Short task - Set down, with no changes, the part of the material that opens with the line containing "more-icon [465, 485, 485, 505]" and closes with the line containing "editor-header-actions: × [229, 130, 295, 166]", both of those lines included.

##### The records #####

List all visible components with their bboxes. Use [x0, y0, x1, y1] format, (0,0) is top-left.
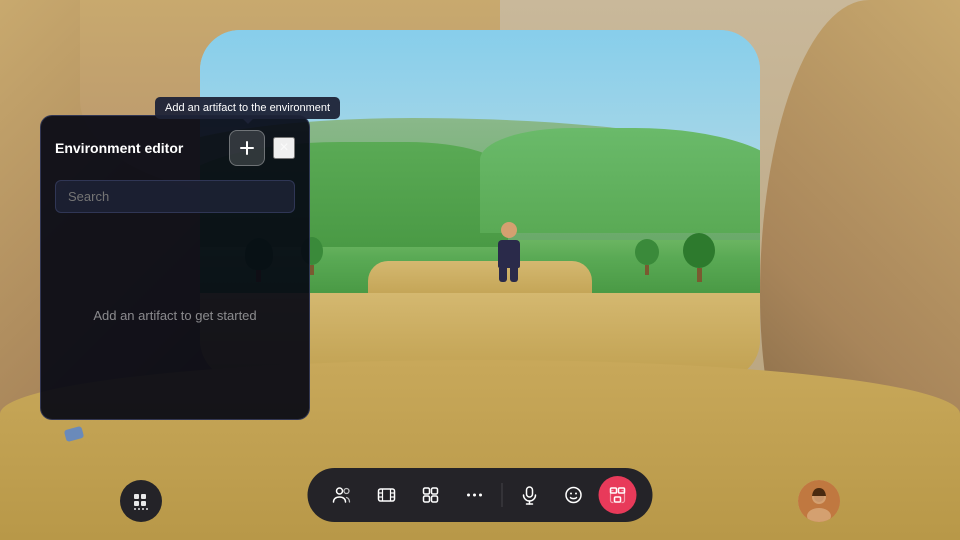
more-icon [465, 485, 485, 505]
emoji-button[interactable] [555, 476, 593, 514]
scene-person [491, 222, 526, 282]
grid-icon [132, 492, 150, 510]
media-button[interactable] [368, 476, 406, 514]
editor-header-actions: × [229, 130, 295, 166]
tooltip: Add an artifact to the environment [155, 97, 340, 119]
search-input[interactable] [55, 180, 295, 213]
emoji-icon [564, 485, 584, 505]
tree-3 [683, 233, 715, 282]
empty-state: Add an artifact to get started [55, 225, 295, 405]
toolbar-separator [502, 483, 503, 507]
environment-editor-panel: Environment editor × Add an artifact to … [40, 115, 310, 420]
search-container [55, 180, 295, 213]
tree-4 [635, 239, 659, 275]
content-button[interactable] [412, 476, 450, 514]
avatar-icon [798, 480, 840, 522]
mic-icon [520, 485, 540, 505]
user-avatar[interactable] [798, 480, 840, 522]
mic-button[interactable] [511, 476, 549, 514]
hills-right [480, 128, 760, 233]
close-button[interactable]: × [273, 137, 295, 159]
content-icon [421, 485, 441, 505]
share-button[interactable] [599, 476, 637, 514]
share-icon [608, 485, 628, 505]
bottom-toolbar [308, 468, 653, 522]
editor-header: Environment editor × [55, 130, 295, 166]
more-button[interactable] [456, 476, 494, 514]
people-icon [333, 485, 353, 505]
people-button[interactable] [324, 476, 362, 514]
add-artifact-button[interactable] [229, 130, 265, 166]
film-icon [377, 485, 397, 505]
plus-icon [239, 140, 255, 156]
editor-title: Environment editor [55, 140, 183, 156]
grid-button[interactable] [120, 480, 162, 522]
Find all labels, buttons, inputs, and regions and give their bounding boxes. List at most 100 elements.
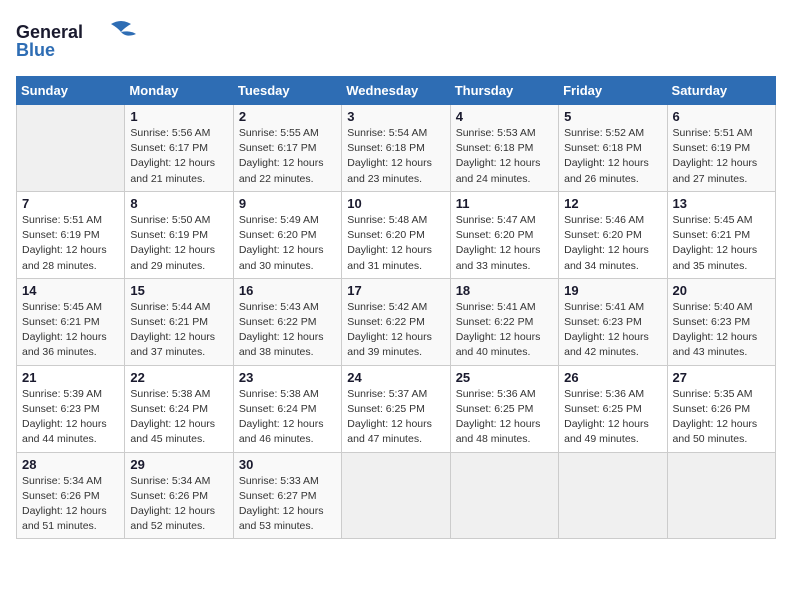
day-info: Sunrise: 5:44 AM Sunset: 6:21 PM Dayligh… [130, 300, 227, 361]
day-number: 18 [456, 283, 553, 298]
day-info: Sunrise: 5:41 AM Sunset: 6:22 PM Dayligh… [456, 300, 553, 361]
day-info: Sunrise: 5:34 AM Sunset: 6:26 PM Dayligh… [130, 474, 227, 535]
calendar-cell: 28 Sunrise: 5:34 AM Sunset: 6:26 PM Dayli… [17, 452, 125, 539]
calendar-cell: 19 Sunrise: 5:41 AM Sunset: 6:23 PM Dayli… [559, 278, 667, 365]
calendar-cell: 1Sunrise: 5:56 AM Sunset: 6:17 PM Daylig… [125, 105, 233, 192]
day-number: 3 [347, 109, 444, 124]
day-number: 26 [564, 370, 661, 385]
day-info: Sunrise: 5:42 AM Sunset: 6:22 PM Dayligh… [347, 300, 444, 361]
day-info: Sunrise: 5:41 AM Sunset: 6:23 PM Dayligh… [564, 300, 661, 361]
week-row-4: 21 Sunrise: 5:39 AM Sunset: 6:23 PM Dayli… [17, 365, 776, 452]
week-row-3: 14Sunrise: 5:45 AM Sunset: 6:21 PM Dayli… [17, 278, 776, 365]
day-number: 6 [673, 109, 770, 124]
day-header-sunday: Sunday [17, 77, 125, 105]
day-number: 20 [673, 283, 770, 298]
day-info: Sunrise: 5:43 AM Sunset: 6:22 PM Dayligh… [239, 300, 336, 361]
day-number: 17 [347, 283, 444, 298]
calendar-cell: 11 Sunrise: 5:47 AM Sunset: 6:20 PM Dayli… [450, 191, 558, 278]
calendar-cell: 3 Sunrise: 5:54 AM Sunset: 6:18 PM Daylig… [342, 105, 450, 192]
calendar-cell: 13Sunrise: 5:45 AM Sunset: 6:21 PM Dayli… [667, 191, 775, 278]
calendar-cell: 27 Sunrise: 5:35 AM Sunset: 6:26 PM Dayli… [667, 365, 775, 452]
calendar-cell: 9 Sunrise: 5:49 AM Sunset: 6:20 PM Daylig… [233, 191, 341, 278]
calendar-cell: 30Sunrise: 5:33 AM Sunset: 6:27 PM Dayli… [233, 452, 341, 539]
day-info: Sunrise: 5:38 AM Sunset: 6:24 PM Dayligh… [239, 387, 336, 448]
day-info: Sunrise: 5:55 AM Sunset: 6:17 PM Dayligh… [239, 126, 336, 187]
day-info: Sunrise: 5:53 AM Sunset: 6:18 PM Dayligh… [456, 126, 553, 187]
day-number: 30 [239, 457, 336, 472]
calendar-cell: 10 Sunrise: 5:48 AM Sunset: 6:20 PM Dayli… [342, 191, 450, 278]
calendar-cell: 5 Sunrise: 5:52 AM Sunset: 6:18 PM Daylig… [559, 105, 667, 192]
calendar-cell: 25 Sunrise: 5:36 AM Sunset: 6:25 PM Dayli… [450, 365, 558, 452]
week-row-2: 7 Sunrise: 5:51 AM Sunset: 6:19 PM Daylig… [17, 191, 776, 278]
day-number: 1 [130, 109, 227, 124]
calendar-header-row: SundayMondayTuesdayWednesdayThursdayFrid… [17, 77, 776, 105]
day-info: Sunrise: 5:39 AM Sunset: 6:23 PM Dayligh… [22, 387, 119, 448]
calendar-cell: 4 Sunrise: 5:53 AM Sunset: 6:18 PM Daylig… [450, 105, 558, 192]
day-number: 4 [456, 109, 553, 124]
day-number: 11 [456, 196, 553, 211]
calendar-cell [667, 452, 775, 539]
day-info: Sunrise: 5:54 AM Sunset: 6:18 PM Dayligh… [347, 126, 444, 187]
logo-text: General Blue [16, 16, 146, 66]
day-info: Sunrise: 5:48 AM Sunset: 6:20 PM Dayligh… [347, 213, 444, 274]
calendar-cell: 23 Sunrise: 5:38 AM Sunset: 6:24 PM Dayli… [233, 365, 341, 452]
day-info: Sunrise: 5:51 AM Sunset: 6:19 PM Dayligh… [673, 126, 770, 187]
day-info: Sunrise: 5:35 AM Sunset: 6:26 PM Dayligh… [673, 387, 770, 448]
day-info: Sunrise: 5:36 AM Sunset: 6:25 PM Dayligh… [456, 387, 553, 448]
calendar-cell: 12Sunrise: 5:46 AM Sunset: 6:20 PM Dayli… [559, 191, 667, 278]
calendar-cell: 15Sunrise: 5:44 AM Sunset: 6:21 PM Dayli… [125, 278, 233, 365]
calendar-cell: 8Sunrise: 5:50 AM Sunset: 6:19 PM Daylig… [125, 191, 233, 278]
calendar-cell [17, 105, 125, 192]
day-info: Sunrise: 5:37 AM Sunset: 6:25 PM Dayligh… [347, 387, 444, 448]
day-info: Sunrise: 5:47 AM Sunset: 6:20 PM Dayligh… [456, 213, 553, 274]
day-info: Sunrise: 5:46 AM Sunset: 6:20 PM Dayligh… [564, 213, 661, 274]
day-header-thursday: Thursday [450, 77, 558, 105]
day-number: 16 [239, 283, 336, 298]
day-info: Sunrise: 5:52 AM Sunset: 6:18 PM Dayligh… [564, 126, 661, 187]
day-info: Sunrise: 5:36 AM Sunset: 6:25 PM Dayligh… [564, 387, 661, 448]
week-row-1: 1Sunrise: 5:56 AM Sunset: 6:17 PM Daylig… [17, 105, 776, 192]
day-header-wednesday: Wednesday [342, 77, 450, 105]
day-number: 7 [22, 196, 119, 211]
day-info: Sunrise: 5:34 AM Sunset: 6:26 PM Dayligh… [22, 474, 119, 535]
day-number: 25 [456, 370, 553, 385]
header: General Blue [16, 16, 776, 66]
day-number: 23 [239, 370, 336, 385]
calendar-cell: 20 Sunrise: 5:40 AM Sunset: 6:23 PM Dayli… [667, 278, 775, 365]
day-number: 9 [239, 196, 336, 211]
day-info: Sunrise: 5:38 AM Sunset: 6:24 PM Dayligh… [130, 387, 227, 448]
logo: General Blue [16, 16, 146, 66]
calendar-cell: 7 Sunrise: 5:51 AM Sunset: 6:19 PM Daylig… [17, 191, 125, 278]
day-number: 19 [564, 283, 661, 298]
calendar-cell: 21 Sunrise: 5:39 AM Sunset: 6:23 PM Dayli… [17, 365, 125, 452]
day-number: 24 [347, 370, 444, 385]
week-row-5: 28 Sunrise: 5:34 AM Sunset: 6:26 PM Dayli… [17, 452, 776, 539]
svg-text:General: General [16, 22, 83, 42]
day-info: Sunrise: 5:40 AM Sunset: 6:23 PM Dayligh… [673, 300, 770, 361]
day-info: Sunrise: 5:49 AM Sunset: 6:20 PM Dayligh… [239, 213, 336, 274]
day-header-monday: Monday [125, 77, 233, 105]
calendar-body: 1Sunrise: 5:56 AM Sunset: 6:17 PM Daylig… [17, 105, 776, 539]
day-number: 5 [564, 109, 661, 124]
day-info: Sunrise: 5:45 AM Sunset: 6:21 PM Dayligh… [673, 213, 770, 274]
day-number: 2 [239, 109, 336, 124]
calendar-cell: 16 Sunrise: 5:43 AM Sunset: 6:22 PM Dayli… [233, 278, 341, 365]
day-number: 10 [347, 196, 444, 211]
day-number: 28 [22, 457, 119, 472]
day-number: 29 [130, 457, 227, 472]
calendar-cell: 24 Sunrise: 5:37 AM Sunset: 6:25 PM Dayli… [342, 365, 450, 452]
day-info: Sunrise: 5:51 AM Sunset: 6:19 PM Dayligh… [22, 213, 119, 274]
calendar-cell: 26 Sunrise: 5:36 AM Sunset: 6:25 PM Dayli… [559, 365, 667, 452]
calendar-cell: 2 Sunrise: 5:55 AM Sunset: 6:17 PM Daylig… [233, 105, 341, 192]
calendar-cell: 29 Sunrise: 5:34 AM Sunset: 6:26 PM Dayli… [125, 452, 233, 539]
day-number: 8 [130, 196, 227, 211]
calendar-cell: 17 Sunrise: 5:42 AM Sunset: 6:22 PM Dayli… [342, 278, 450, 365]
day-header-tuesday: Tuesday [233, 77, 341, 105]
day-number: 27 [673, 370, 770, 385]
day-number: 21 [22, 370, 119, 385]
svg-text:Blue: Blue [16, 40, 55, 60]
calendar-cell [342, 452, 450, 539]
day-info: Sunrise: 5:45 AM Sunset: 6:21 PM Dayligh… [22, 300, 119, 361]
calendar-cell: 6 Sunrise: 5:51 AM Sunset: 6:19 PM Daylig… [667, 105, 775, 192]
calendar-cell: 18 Sunrise: 5:41 AM Sunset: 6:22 PM Dayli… [450, 278, 558, 365]
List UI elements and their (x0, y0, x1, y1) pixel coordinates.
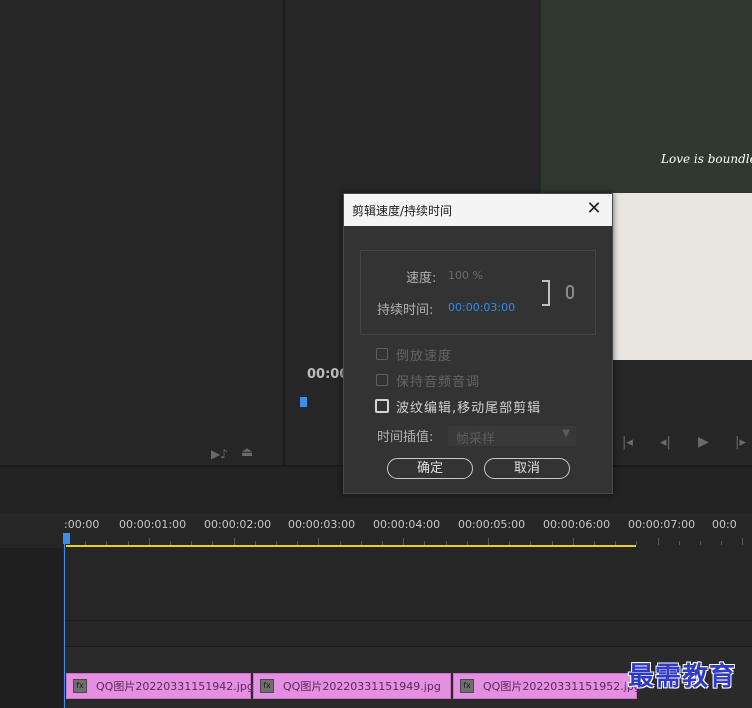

#####

Task solution -
more-icon [465, 485, 485, 505]
emoji-button[interactable] [555, 476, 593, 514]
scene-person [491, 222, 526, 282]
grid-icon [132, 492, 150, 510]
media-button[interactable] [368, 476, 406, 514]
editor-header-actions: × [229, 130, 295, 166]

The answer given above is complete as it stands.